Pull each line holding the word "teorías" from the data.

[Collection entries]
□ □ □ □ □

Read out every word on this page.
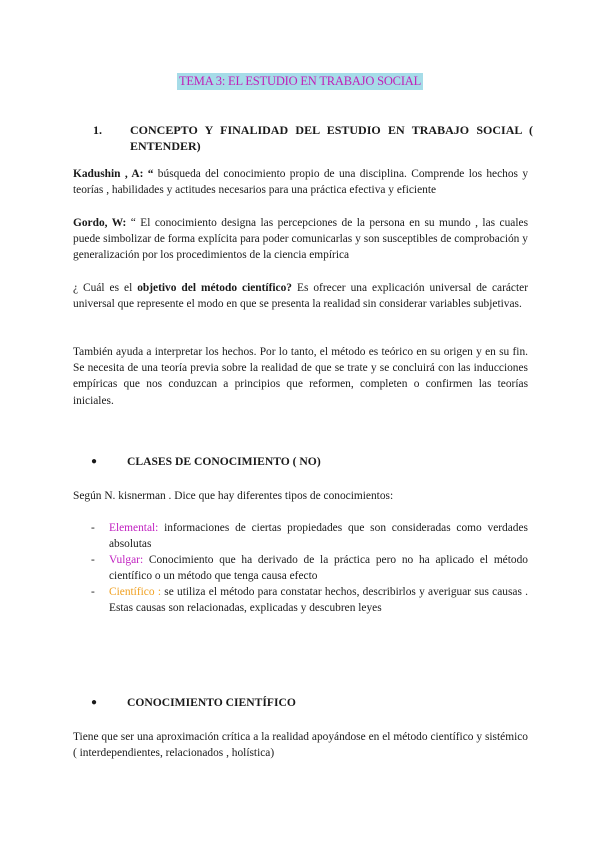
TEMA 3: EL ESTUDIO EN TRABAJO SOCIAL
1. CONCEPTO Y FINALIDAD DEL ESTUDIO EN TRABAJO SOCIAL ( ENTENDER)
Kadushin , A: “ búsqueda del conocimiento propio de una disciplina. Comprende los hechos y teorías , habilidades y actitudes necesarios para una práctica efectiva y eficiente
Gordo, W: “ El conocimiento designa las percepciones de la persona en su mundo , las cuales puede simbolizar de forma explícita para poder comunicarlas y son susceptibles de comprobación y generalización por los procedimientos de la ciencia empírica
¿ Cuál es el objetivo del método científico? Es ofrecer una explicación universal de carácter universal que represente el modo en que se presenta la realidad sin considerar variables subjetivas.
También ayuda a interpretar los hechos. Por lo tanto, el método es teórico en su origen y en su fin. Se necesita de una teoría previa sobre la realidad de que se trate y se concluirá con las inducciones empíricas que nos conduzcan a principios que reformen, completen o confirmen las teorías iniciales.
●	CLASES DE CONOCIMIENTO ( NO)
Según N. kisnerman . Dice que hay diferentes tipos de conocimientos:
- Elemental: informaciones de ciertas propiedades que son consideradas como verdades absolutas
- Vulgar: Conocimiento que ha derivado de la práctica pero no ha aplicado el método científico o un método que tenga causa efecto
- Científico : se utiliza el método para constatar hechos, describirlos y averiguar sus causas . Estas causas son relacionadas, explicadas y descubren leyes
●	CONOCIMIENTO CIENTÍFICO
Tiene que ser una aproximación crítica a la realidad apoyándose en el método científico y sistémico ( interdependientes, relacionados , holística)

□ □ □ □ □

_PROBLEM SOLUTION_:
Kadushin , A: “ búsqueda del conocimiento propio de una disciplina. Comprende los hechos y teorías , habilidades y actitudes necesarios para una práctica efectiva y eficiente
También ayuda a interpretar los hechos. Por lo tanto, el método es teórico en su origen y en su fin. Se necesita de una teoría previa sobre la realidad de que se trate y se concluirá con las inducciones empíricas que nos conduzcan a principios que reformen, completen o confirmen las teorías iniciales.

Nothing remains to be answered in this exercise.